◆ TASK DESCRIPTION ◆
Please give the listing again, word for word, with nothing left out.

[Begin TASK MATERIAL]

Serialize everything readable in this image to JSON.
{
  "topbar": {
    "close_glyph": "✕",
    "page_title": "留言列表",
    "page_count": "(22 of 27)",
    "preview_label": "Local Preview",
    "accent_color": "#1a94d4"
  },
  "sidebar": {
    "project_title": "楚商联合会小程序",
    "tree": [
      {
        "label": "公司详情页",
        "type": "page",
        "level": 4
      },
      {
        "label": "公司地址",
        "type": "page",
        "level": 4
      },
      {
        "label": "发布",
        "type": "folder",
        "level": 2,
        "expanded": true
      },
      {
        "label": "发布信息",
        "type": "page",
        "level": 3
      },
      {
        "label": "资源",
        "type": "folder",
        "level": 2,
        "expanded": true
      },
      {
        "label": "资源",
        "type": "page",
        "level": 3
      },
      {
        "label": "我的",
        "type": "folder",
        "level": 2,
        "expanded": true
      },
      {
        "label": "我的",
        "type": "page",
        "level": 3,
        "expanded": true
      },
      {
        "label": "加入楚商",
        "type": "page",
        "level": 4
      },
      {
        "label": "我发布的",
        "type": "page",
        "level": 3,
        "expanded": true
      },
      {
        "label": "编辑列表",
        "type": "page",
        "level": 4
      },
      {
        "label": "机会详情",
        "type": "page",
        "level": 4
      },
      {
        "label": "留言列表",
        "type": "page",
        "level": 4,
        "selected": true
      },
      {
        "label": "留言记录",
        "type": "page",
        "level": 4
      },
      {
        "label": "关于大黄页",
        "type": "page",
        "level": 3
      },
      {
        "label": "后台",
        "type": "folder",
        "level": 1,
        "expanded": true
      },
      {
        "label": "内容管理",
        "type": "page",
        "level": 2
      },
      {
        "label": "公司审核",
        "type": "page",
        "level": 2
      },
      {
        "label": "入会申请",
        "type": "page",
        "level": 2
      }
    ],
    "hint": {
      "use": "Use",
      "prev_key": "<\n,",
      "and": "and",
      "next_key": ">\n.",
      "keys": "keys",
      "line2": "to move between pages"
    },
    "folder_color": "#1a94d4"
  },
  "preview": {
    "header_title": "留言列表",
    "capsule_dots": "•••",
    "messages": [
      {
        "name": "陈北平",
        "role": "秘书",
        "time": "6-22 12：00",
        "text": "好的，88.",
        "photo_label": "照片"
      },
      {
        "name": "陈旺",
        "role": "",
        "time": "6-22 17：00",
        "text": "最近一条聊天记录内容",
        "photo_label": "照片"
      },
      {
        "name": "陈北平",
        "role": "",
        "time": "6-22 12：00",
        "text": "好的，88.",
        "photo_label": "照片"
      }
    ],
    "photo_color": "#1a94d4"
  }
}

[End TASK MATERIAL]

◆ ANSWER BELOW ◆
Serialize everything readable in this image to JSON.
{
  "topbar": {
    "close_glyph": "✕",
    "page_title": "留言列表",
    "page_count": "(22 of 27)",
    "preview_label": "Local Preview",
    "accent_color": "#1a94d4"
  },
  "sidebar": {
    "project_title": "楚商联合会小程序",
    "tree": [
      {
        "label": "公司详情页",
        "type": "page",
        "level": 4
      },
      {
        "label": "公司地址",
        "type": "page",
        "level": 4
      },
      {
        "label": "发布",
        "type": "folder",
        "level": 2,
        "expanded": true
      },
      {
        "label": "发布信息",
        "type": "page",
        "level": 3
      },
      {
        "label": "资源",
        "type": "folder",
        "level": 2,
        "expanded": true
      },
      {
        "label": "资源",
        "type": "page",
        "level": 3
      },
      {
        "label": "我的",
        "type": "folder",
        "level": 2,
        "expanded": true
      },
      {
        "label": "我的",
        "type": "page",
        "level": 3,
        "expanded": true
      },
      {
        "label": "加入楚商",
        "type": "page",
        "level": 4
      },
      {
        "label": "我发布的",
        "type": "page",
        "level": 3,
        "expanded": true
      },
      {
        "label": "编辑列表",
        "type": "page",
        "level": 4
      },
      {
        "label": "机会详情",
        "type": "page",
        "level": 4
      },
      {
        "label": "留言列表",
        "type": "page",
        "level": 4,
        "selected": true
      },
      {
        "label": "留言记录",
        "type": "page",
        "level": 4
      },
      {
        "label": "关于大黄页",
        "type": "page",
        "level": 3
      },
      {
        "label": "后台",
        "type": "folder",
        "level": 1,
        "expanded": true
      },
      {
        "label": "内容管理",
        "type": "page",
        "level": 2
      },
      {
        "label": "公司审核",
        "type": "page",
        "level": 2
      },
      {
        "label": "入会申请",
        "type": "page",
        "level": 2
      }
    ],
    "hint": {
      "use": "Use",
      "prev_key": "<\n,",
      "and": "and",
      "next_key": ">\n.",
      "keys": "keys",
      "line2": "to move between pages"
    },
    "folder_color": "#1a94d4"
  },
  "preview": {
    "header_title": "留言列表",
    "capsule_dots": "•••",
    "messages": [
      {
        "name": "陈北平",
        "role": "秘书",
        "time": "6-22 12：00",
        "text": "好的，88.",
        "photo_label": "照片"
      },
      {
        "name": "陈旺",
        "role": "",
        "time": "6-22 17：00",
        "text": "最近一条聊天记录内容",
        "photo_label": "照片"
      },
      {
        "name": "陈北平",
        "role": "",
        "time": "6-22 12：00",
        "text": "好的，88.",
        "photo_label": "照片"
      }
    ],
    "photo_color": "#1a94d4"
  }
}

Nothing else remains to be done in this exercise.